- [Texto fuente]
Fursov insiste en que el verdadero poder no reside únicamente en la fuerza militar ni en el capital económico, sino en el control de las ideas, de la información y de las narrativas históricas. Esta “reconstrucción ideológica” es la clave del dominio de las élites. La historia como espectáculo, convertida en entretenimiento superficial, actúa como un tranquilizante colectivo que impide el pensamiento crítico y perpetúa estructuras de poder invisibles. Las élites modernas han perfeccionado este mecanismo con las nuevas tecnologías, utilizando las redes sociales como herramientas de manipulación emocional e ideológica más eficientes que cualquier ejército.

En este marco, el conflicto entre proyectos globales —ya sean angloestadounidenses, europeos o euroasiáticos— no debe entenderse como una lucha entre el bien y el mal, sino como un conflicto funcional a una lógica más profunda, donde la síntesis resultante permite a ciertas élites adaptarse, sobrevivir y seguir reinando desde las sombras a través de la multidimensionalidad criptopolítica.

- [Tareas propuestas]
- a) Según el texto fuente, ¿por qué la historia convertida en espectáculo contribuye a mantener el dominio de las élites? Explíquelo en una a tres oraciones.
- b) ¿Qué herramientas emplean las élites modernas para la manipulación emocional e ideológica, de acuerdo con el texto fuente?
Las filas no tienen ningún papel en este ejercicio.

- [Filas de datos]
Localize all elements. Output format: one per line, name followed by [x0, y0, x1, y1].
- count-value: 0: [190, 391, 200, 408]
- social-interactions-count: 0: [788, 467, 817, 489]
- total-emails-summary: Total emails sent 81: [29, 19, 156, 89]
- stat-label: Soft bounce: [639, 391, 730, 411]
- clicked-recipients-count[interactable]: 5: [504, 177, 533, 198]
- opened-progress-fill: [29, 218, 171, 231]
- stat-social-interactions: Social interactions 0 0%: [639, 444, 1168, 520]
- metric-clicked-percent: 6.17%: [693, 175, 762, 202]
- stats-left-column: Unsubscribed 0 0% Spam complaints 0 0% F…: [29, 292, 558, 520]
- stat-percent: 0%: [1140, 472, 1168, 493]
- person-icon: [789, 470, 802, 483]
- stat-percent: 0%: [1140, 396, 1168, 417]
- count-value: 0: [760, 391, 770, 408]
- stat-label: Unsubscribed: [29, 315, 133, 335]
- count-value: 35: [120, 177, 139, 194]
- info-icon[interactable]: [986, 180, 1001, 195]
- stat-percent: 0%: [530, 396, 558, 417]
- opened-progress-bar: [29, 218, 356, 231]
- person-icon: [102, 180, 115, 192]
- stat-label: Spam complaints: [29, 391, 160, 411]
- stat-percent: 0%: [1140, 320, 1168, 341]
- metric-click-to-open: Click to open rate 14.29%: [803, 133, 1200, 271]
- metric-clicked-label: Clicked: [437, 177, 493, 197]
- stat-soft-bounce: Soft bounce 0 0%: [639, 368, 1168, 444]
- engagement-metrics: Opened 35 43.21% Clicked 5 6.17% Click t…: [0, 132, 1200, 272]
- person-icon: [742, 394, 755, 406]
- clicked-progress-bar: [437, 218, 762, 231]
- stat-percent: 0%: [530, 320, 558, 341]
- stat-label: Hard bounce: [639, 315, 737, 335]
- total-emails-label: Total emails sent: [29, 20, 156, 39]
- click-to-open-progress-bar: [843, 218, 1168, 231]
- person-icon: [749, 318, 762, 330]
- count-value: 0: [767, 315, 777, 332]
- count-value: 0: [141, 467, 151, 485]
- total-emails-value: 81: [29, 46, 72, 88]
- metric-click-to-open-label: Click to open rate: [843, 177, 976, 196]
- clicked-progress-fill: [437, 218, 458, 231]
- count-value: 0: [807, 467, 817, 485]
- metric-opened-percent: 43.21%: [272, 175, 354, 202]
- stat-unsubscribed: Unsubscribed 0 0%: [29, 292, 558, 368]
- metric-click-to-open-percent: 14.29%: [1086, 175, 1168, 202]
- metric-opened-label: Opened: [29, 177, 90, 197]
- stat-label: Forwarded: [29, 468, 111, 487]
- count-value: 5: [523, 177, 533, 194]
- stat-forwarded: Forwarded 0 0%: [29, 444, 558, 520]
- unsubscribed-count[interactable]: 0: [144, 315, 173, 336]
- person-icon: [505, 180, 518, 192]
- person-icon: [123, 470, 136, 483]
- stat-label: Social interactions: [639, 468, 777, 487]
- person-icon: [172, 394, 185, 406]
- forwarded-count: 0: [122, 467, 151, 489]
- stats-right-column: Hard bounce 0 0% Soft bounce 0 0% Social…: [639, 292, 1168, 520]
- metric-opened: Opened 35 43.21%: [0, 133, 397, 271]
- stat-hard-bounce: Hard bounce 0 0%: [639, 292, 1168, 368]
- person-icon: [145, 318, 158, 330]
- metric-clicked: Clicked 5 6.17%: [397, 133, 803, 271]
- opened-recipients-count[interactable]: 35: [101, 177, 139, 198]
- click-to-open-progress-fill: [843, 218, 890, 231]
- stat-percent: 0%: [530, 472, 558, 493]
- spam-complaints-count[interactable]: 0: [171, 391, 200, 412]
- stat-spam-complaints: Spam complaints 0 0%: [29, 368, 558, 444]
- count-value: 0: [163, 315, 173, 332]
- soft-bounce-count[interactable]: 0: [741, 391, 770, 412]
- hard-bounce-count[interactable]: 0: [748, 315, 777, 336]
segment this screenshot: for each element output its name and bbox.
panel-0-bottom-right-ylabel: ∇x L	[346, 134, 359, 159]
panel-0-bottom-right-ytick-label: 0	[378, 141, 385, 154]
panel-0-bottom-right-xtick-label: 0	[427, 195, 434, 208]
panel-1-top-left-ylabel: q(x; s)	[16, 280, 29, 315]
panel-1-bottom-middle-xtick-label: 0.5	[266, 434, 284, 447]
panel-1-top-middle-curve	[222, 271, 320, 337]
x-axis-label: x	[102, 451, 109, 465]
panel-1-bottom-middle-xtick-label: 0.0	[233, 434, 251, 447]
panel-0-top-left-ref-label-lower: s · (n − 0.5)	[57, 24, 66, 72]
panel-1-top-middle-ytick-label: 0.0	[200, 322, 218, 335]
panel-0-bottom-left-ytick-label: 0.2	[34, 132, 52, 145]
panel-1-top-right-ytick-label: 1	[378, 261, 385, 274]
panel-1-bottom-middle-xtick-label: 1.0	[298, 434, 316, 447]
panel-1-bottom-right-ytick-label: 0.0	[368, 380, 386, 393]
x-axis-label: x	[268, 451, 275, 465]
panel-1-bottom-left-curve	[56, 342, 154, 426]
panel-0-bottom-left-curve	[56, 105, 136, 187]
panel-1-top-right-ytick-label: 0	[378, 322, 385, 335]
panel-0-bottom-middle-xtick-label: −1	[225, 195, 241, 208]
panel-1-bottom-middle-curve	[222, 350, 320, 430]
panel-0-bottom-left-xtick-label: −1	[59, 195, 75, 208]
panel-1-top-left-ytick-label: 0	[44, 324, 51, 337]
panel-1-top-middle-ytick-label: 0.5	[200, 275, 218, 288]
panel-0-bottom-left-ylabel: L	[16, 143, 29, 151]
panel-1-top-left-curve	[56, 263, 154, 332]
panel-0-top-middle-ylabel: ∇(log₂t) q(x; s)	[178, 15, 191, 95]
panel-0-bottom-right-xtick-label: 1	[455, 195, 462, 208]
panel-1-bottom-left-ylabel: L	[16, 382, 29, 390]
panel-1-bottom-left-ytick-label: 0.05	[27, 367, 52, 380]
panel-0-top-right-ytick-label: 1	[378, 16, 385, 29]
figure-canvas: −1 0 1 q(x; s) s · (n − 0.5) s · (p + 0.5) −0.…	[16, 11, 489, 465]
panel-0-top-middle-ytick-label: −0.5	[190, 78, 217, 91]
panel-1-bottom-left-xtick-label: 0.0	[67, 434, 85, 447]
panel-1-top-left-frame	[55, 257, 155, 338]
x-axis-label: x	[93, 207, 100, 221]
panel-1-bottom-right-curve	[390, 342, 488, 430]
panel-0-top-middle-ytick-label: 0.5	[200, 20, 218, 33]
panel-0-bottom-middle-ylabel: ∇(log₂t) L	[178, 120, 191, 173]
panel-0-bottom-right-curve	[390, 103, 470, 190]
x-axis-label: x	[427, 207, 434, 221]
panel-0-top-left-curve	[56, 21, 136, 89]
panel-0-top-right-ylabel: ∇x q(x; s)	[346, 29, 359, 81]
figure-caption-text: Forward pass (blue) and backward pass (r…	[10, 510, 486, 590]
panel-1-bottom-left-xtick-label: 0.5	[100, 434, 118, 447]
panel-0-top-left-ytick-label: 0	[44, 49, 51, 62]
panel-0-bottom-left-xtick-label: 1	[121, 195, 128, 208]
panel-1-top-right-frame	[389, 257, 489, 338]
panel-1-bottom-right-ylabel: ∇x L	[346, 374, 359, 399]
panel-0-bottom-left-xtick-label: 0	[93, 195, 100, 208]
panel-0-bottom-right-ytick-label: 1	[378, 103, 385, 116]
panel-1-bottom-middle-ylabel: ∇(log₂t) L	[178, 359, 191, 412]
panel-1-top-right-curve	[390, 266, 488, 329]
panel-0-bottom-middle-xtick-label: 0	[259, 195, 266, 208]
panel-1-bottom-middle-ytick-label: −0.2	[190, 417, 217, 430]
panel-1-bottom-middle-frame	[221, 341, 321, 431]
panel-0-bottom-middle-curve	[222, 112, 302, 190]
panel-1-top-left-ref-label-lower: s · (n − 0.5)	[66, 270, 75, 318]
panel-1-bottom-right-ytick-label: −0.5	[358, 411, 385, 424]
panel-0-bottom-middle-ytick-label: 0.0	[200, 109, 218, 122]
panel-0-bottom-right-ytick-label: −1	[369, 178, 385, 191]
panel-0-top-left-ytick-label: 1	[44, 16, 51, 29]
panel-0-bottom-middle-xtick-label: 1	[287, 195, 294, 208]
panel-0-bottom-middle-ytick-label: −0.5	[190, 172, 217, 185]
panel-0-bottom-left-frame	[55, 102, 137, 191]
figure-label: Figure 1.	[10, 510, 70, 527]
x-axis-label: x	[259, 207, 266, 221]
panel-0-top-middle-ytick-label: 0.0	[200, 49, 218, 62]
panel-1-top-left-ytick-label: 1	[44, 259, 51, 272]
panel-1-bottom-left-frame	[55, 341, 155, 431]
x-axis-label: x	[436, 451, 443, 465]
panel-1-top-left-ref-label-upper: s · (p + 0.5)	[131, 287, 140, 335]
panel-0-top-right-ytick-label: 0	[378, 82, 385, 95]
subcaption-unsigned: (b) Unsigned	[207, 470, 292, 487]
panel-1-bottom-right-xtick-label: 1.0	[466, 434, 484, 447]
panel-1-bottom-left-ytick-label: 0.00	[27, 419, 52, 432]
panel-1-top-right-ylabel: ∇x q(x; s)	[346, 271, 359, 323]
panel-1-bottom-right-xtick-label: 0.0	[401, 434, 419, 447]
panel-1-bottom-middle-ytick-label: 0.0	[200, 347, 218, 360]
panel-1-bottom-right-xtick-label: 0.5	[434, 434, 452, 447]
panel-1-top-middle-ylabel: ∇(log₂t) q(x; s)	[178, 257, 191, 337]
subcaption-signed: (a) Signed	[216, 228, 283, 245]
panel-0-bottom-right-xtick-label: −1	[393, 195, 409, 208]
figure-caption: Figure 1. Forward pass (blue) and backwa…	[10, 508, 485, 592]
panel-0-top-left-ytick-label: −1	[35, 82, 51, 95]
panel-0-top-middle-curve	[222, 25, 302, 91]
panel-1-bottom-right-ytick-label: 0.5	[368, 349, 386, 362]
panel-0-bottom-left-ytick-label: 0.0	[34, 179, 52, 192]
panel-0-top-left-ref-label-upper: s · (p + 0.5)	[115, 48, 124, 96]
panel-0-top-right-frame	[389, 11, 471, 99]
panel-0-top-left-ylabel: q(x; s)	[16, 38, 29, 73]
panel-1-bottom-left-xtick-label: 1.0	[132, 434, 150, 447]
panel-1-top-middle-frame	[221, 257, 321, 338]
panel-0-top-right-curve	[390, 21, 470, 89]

- [Respuestas por tarea]
- a) Porque la historia convertida en entretenimiento superficial actúa como un tranquilizante colectivo que impide el pensamiento crítico. De ese modo, perpetúa estructuras de poder invisibles.

- b) Las redes sociales.